**Goal**:
Filter for the word "filed" and keep each matching line.
### Data lines
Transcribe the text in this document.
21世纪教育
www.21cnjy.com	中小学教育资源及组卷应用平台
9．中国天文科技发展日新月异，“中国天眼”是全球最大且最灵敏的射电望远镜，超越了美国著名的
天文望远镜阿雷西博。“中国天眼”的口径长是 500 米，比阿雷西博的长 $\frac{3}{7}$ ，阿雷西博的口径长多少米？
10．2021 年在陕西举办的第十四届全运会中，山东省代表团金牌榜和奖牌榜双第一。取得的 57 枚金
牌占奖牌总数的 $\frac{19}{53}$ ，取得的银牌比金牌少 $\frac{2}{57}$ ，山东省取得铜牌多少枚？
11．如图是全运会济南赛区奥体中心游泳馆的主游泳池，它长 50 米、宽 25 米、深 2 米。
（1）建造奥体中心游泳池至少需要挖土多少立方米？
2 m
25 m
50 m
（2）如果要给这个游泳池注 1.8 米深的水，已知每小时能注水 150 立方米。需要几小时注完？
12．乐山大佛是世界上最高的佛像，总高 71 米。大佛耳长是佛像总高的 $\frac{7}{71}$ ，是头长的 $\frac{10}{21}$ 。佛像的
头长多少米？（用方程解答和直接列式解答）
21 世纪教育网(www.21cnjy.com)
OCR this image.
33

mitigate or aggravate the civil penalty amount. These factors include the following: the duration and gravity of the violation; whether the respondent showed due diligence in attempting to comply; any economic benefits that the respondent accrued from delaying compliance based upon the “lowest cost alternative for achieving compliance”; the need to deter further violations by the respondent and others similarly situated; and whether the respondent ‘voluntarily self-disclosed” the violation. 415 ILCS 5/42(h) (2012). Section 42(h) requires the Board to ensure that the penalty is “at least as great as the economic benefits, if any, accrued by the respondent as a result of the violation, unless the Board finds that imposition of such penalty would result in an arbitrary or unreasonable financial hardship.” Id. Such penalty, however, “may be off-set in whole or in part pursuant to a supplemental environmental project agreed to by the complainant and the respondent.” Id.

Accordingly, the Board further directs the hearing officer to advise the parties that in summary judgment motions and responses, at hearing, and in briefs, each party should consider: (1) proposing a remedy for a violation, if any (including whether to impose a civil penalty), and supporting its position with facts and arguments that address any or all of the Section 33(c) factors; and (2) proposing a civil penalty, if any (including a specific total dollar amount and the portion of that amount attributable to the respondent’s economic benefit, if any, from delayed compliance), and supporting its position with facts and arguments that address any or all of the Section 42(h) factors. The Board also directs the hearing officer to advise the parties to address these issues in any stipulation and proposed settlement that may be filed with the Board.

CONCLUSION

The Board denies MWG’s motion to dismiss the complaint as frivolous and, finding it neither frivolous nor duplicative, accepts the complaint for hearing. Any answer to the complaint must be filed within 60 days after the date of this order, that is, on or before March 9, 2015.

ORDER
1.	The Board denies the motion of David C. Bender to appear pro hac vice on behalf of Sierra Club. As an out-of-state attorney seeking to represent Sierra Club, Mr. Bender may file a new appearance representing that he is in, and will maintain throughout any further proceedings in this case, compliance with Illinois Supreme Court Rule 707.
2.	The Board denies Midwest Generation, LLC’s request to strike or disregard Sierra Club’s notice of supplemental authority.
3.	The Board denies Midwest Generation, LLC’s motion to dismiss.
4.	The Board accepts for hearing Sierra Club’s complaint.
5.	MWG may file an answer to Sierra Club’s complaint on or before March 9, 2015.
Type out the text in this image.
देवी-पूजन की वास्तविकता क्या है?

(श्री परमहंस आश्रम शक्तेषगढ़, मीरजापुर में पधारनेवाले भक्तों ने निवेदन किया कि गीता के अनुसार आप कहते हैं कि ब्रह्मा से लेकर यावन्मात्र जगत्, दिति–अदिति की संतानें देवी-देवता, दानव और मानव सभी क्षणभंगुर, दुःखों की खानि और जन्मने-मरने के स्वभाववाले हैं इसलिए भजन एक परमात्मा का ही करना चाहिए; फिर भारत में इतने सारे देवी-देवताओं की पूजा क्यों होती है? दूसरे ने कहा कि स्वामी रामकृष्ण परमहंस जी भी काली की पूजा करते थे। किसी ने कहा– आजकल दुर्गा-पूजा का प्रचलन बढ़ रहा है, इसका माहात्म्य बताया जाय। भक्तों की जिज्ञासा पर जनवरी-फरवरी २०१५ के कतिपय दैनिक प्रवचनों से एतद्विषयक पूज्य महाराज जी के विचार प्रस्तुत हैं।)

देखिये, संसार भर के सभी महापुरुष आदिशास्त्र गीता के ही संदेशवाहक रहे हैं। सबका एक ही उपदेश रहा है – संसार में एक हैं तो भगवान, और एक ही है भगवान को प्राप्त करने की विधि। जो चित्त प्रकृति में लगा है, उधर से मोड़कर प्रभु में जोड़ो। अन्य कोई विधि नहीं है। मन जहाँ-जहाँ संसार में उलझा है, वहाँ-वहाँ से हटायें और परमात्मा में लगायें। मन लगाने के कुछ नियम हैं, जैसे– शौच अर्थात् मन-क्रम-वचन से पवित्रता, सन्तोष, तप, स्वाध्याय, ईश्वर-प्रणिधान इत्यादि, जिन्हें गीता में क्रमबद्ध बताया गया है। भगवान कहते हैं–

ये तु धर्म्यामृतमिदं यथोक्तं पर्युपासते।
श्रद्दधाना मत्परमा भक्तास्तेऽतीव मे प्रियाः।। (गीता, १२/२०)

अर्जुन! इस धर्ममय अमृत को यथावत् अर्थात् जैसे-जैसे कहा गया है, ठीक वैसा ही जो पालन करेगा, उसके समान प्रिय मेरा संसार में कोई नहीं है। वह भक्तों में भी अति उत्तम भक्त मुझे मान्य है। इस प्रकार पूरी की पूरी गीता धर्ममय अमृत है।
######
### Data lines
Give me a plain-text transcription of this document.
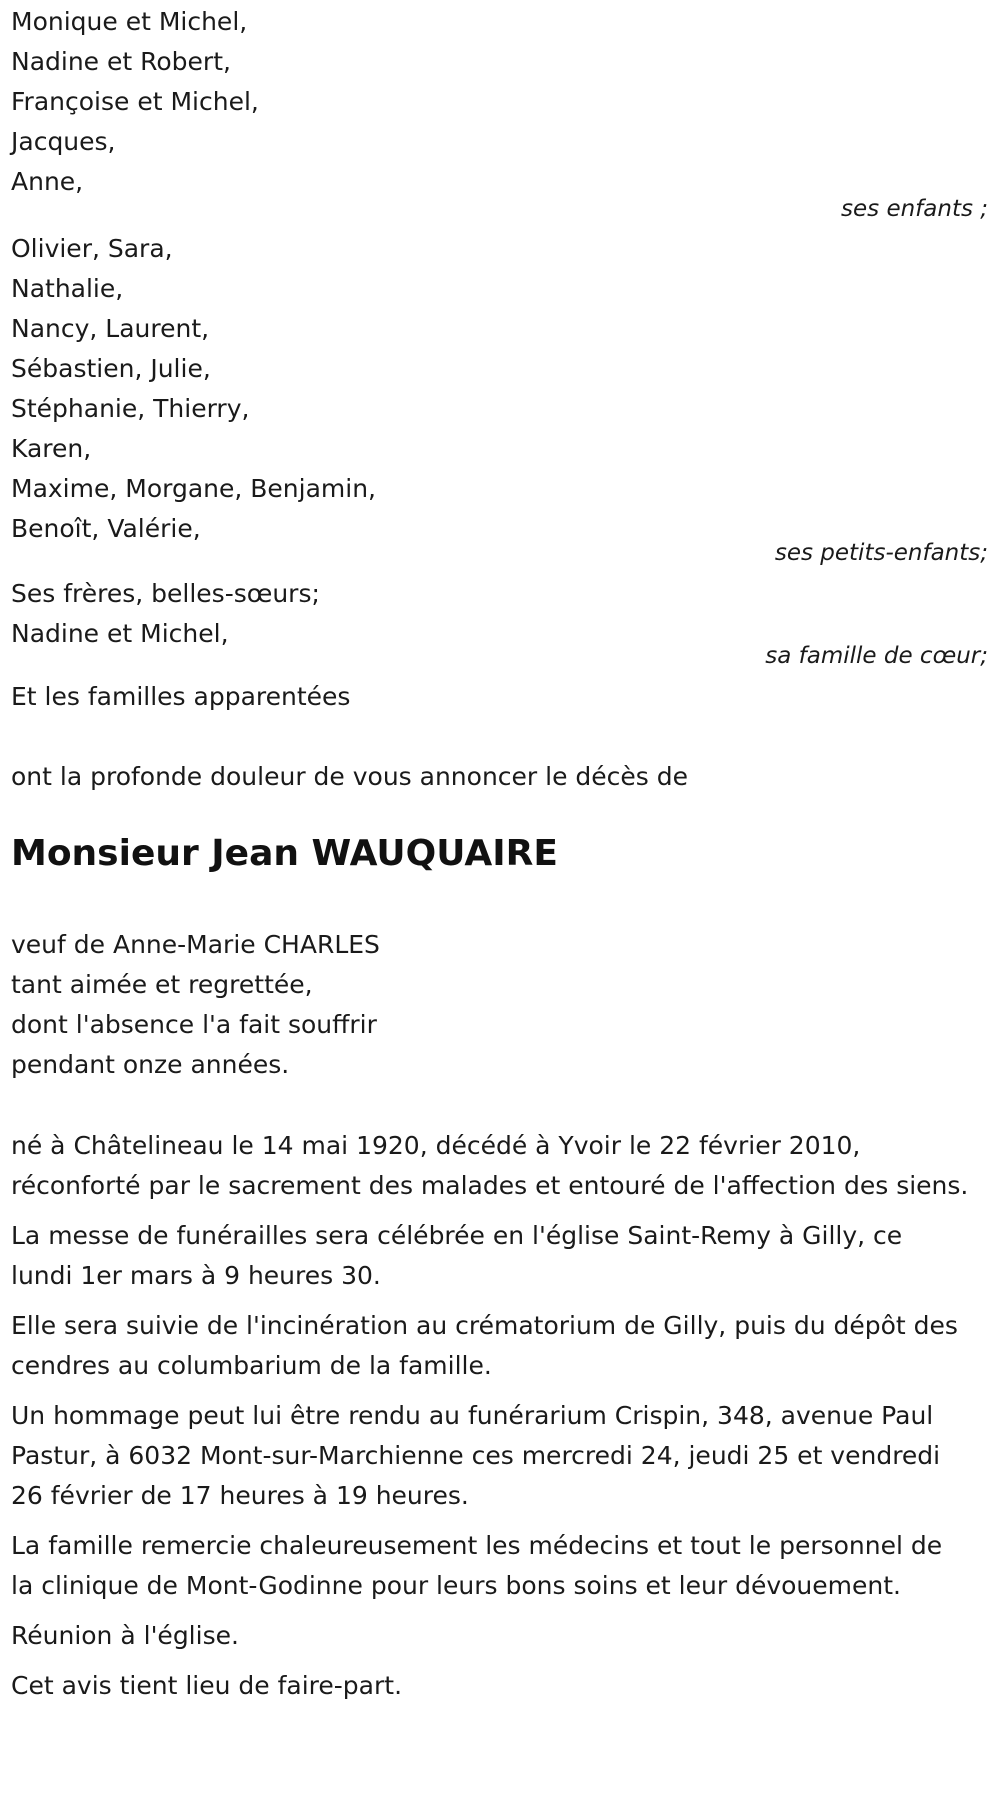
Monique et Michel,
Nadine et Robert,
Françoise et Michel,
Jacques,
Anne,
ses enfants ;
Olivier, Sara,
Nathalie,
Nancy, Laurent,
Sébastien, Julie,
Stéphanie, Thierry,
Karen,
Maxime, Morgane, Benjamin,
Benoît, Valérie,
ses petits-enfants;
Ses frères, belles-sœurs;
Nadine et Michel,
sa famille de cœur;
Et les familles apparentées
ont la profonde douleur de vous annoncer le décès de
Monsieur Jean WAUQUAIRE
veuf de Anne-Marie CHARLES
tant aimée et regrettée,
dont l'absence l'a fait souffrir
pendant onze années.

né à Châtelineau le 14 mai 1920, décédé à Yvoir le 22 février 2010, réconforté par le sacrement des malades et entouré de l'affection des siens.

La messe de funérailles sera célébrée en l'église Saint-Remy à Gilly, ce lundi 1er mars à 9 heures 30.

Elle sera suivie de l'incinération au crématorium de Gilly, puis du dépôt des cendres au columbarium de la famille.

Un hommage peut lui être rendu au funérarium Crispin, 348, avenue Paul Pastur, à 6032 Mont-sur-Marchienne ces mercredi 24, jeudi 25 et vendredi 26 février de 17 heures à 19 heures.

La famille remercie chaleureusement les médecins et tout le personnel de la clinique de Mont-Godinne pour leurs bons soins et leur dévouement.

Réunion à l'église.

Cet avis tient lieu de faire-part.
######
**Completed task**:
Accordingly, the Board further directs the hearing officer to advise the parties that in summary judgment motions and responses, at hearing, and in briefs, each party should consider: (1) proposing a remedy for a violation, if any (including whether to impose a civil penalty), and supporting its position with facts and arguments that address any or all of the Section 33(c) factors; and (2) proposing a civil penalty, if any (including a specific total dollar amount and the portion of that amount attributable to the respondent’s economic benefit, if any, from delayed compliance), and supporting its position with facts and arguments that address any or all of the Section 42(h) factors. The Board also directs the hearing officer to advise the parties to address these issues in any stipulation and proposed settlement that may be filed with the Board.
The Board denies MWG’s motion to dismiss the complaint as frivolous and, finding it neither frivolous nor duplicative, accepts the complaint for hearing. Any answer to the complaint must be filed within 60 days after the date of this order, that is, on or before March 9, 2015.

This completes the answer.